REQUIRED WORK
Reproduce all the entries precisely.

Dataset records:
+--

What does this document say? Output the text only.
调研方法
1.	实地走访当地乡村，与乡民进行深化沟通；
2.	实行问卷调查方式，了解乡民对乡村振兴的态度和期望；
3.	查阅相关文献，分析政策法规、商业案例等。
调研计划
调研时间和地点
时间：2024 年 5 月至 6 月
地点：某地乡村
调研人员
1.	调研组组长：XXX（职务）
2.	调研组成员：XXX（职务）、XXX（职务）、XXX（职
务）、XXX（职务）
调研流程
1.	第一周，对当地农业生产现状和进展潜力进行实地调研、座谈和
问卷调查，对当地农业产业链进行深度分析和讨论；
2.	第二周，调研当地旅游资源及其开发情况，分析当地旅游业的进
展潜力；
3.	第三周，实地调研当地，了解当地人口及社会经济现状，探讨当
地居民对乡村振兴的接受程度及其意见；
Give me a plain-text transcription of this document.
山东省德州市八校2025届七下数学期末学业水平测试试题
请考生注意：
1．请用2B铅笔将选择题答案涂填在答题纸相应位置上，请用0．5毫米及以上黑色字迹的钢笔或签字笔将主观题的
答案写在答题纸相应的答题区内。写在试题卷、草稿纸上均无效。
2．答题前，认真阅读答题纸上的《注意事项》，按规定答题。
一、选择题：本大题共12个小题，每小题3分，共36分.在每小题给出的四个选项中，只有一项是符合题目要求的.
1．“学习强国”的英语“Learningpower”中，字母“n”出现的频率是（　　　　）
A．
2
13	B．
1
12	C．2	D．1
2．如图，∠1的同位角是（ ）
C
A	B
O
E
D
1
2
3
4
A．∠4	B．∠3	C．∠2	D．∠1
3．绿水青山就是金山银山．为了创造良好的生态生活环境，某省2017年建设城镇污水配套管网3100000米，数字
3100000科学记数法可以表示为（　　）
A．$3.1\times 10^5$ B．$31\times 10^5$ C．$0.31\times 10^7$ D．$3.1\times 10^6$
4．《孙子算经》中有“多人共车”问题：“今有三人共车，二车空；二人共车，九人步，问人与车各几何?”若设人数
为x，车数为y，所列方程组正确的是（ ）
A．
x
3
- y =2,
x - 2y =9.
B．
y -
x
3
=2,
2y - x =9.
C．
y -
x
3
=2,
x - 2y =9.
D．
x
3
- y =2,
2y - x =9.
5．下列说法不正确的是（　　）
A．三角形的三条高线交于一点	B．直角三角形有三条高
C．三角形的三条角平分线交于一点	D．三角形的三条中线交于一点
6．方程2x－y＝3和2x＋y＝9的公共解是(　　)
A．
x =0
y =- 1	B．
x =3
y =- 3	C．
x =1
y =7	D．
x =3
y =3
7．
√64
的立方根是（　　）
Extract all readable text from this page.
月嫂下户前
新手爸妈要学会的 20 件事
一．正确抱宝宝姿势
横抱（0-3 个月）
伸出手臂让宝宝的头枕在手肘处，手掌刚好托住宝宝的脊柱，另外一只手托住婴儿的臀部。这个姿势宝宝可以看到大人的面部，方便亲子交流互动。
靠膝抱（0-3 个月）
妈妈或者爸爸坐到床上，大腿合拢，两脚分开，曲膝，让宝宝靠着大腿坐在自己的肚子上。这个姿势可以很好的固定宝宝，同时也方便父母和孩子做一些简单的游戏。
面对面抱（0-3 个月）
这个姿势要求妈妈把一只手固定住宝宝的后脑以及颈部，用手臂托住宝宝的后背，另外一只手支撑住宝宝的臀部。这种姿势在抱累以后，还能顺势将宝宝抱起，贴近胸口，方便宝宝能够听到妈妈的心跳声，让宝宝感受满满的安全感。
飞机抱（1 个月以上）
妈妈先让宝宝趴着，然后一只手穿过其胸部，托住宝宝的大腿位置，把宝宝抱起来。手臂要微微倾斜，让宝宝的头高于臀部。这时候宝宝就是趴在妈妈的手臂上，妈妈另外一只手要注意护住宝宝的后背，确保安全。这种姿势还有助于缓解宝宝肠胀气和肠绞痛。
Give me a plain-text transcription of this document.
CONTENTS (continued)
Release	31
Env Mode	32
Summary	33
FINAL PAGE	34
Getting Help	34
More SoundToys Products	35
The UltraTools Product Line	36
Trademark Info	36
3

+--

RESULT FOR THIS TASK
What does this document say? Output the text only.
调研方法
1.	实地走访当地乡村，与乡民进行深化沟通；
2.	实行问卷调查方式，了解乡民对乡村振兴的态度和期望；
3.	查阅相关文献，分析政策法规、商业案例等。
调研计划
调研时间和地点
时间：2024 年 5 月至 6 月
地点：某地乡村
调研人员
1.	调研组组长：XXX（职务）
2.	调研组成员：XXX（职务）、XXX（职务）、XXX（职
务）、XXX（职务）
调研流程
1.	第一周，对当地农业生产现状和进展潜力进行实地调研、座谈和
问卷调查，对当地农业产业链进行深度分析和讨论；
2.	第二周，调研当地旅游资源及其开发情况，分析当地旅游业的进
展潜力；
3.	第三周，实地调研当地，了解当地人口及社会经济现状，探讨当
地居民对乡村振兴的接受程度及其意见；
Give me a plain-text transcription of this document.
山东省德州市八校2025届七下数学期末学业水平测试试题
请考生注意：
1．请用2B铅笔将选择题答案涂填在答题纸相应位置上，请用0．5毫米及以上黑色字迹的钢笔或签字笔将主观题的
答案写在答题纸相应的答题区内。写在试题卷、草稿纸上均无效。
2．答题前，认真阅读答题纸上的《注意事项》，按规定答题。
一、选择题：本大题共12个小题，每小题3分，共36分.在每小题给出的四个选项中，只有一项是符合题目要求的.
1．“学习强国”的英语“Learningpower”中，字母“n”出现的频率是（　　　　）
A．
2
13	B．
1
12	C．2	D．1
2．如图，∠1的同位角是（ ）
C
A	B
O
E
D
1
2
3
4
A．∠4	B．∠3	C．∠2	D．∠1
3．绿水青山就是金山银山．为了创造良好的生态生活环境，某省2017年建设城镇污水配套管网3100000米，数字
3100000科学记数法可以表示为（　　）
A．$3.1\times 10^5$ B．$31\times 10^5$ C．$0.31\times 10^7$ D．$3.1\times 10^6$
4．《孙子算经》中有“多人共车”问题：“今有三人共车，二车空；二人共车，九人步，问人与车各几何?”若设人数
为x，车数为y，所列方程组正确的是（ ）
A．
x
3
- y =2,
x - 2y =9.
B．
y -
x
3
=2,
2y - x =9.
C．
y -
x
3
=2,
x - 2y =9.
D．
x
3
- y =2,
2y - x =9.
5．下列说法不正确的是（　　）
A．三角形的三条高线交于一点	B．直角三角形有三条高
C．三角形的三条角平分线交于一点	D．三角形的三条中线交于一点
6．方程2x－y＝3和2x＋y＝9的公共解是(　　)
A．
x =0
y =- 1	B．
x =3
y =- 3	C．
x =1
y =7	D．
x =3
y =3
7．
√64
的立方根是（　　）
Extract all readable text from this page.
月嫂下户前
新手爸妈要学会的 20 件事
一．正确抱宝宝姿势
横抱（0-3 个月）
伸出手臂让宝宝的头枕在手肘处，手掌刚好托住宝宝的脊柱，另外一只手托住婴儿的臀部。这个姿势宝宝可以看到大人的面部，方便亲子交流互动。
靠膝抱（0-3 个月）
妈妈或者爸爸坐到床上，大腿合拢，两脚分开，曲膝，让宝宝靠着大腿坐在自己的肚子上。这个姿势可以很好的固定宝宝，同时也方便父母和孩子做一些简单的游戏。
面对面抱（0-3 个月）
这个姿势要求妈妈把一只手固定住宝宝的后脑以及颈部，用手臂托住宝宝的后背，另外一只手支撑住宝宝的臀部。这种姿势在抱累以后，还能顺势将宝宝抱起，贴近胸口，方便宝宝能够听到妈妈的心跳声，让宝宝感受满满的安全感。
飞机抱（1 个月以上）
妈妈先让宝宝趴着，然后一只手穿过其胸部，托住宝宝的大腿位置，把宝宝抱起来。手臂要微微倾斜，让宝宝的头高于臀部。这时候宝宝就是趴在妈妈的手臂上，妈妈另外一只手要注意护住宝宝的后背，确保安全。这种姿势还有助于缓解宝宝肠胀气和肠绞痛。
Give me a plain-text transcription of this document.
CONTENTS (continued)
Release	31
Env Mode	32
Summary	33
FINAL PAGE	34
Getting Help	34
More SoundToys Products	35
The UltraTools Product Line	36
Trademark Info	36
3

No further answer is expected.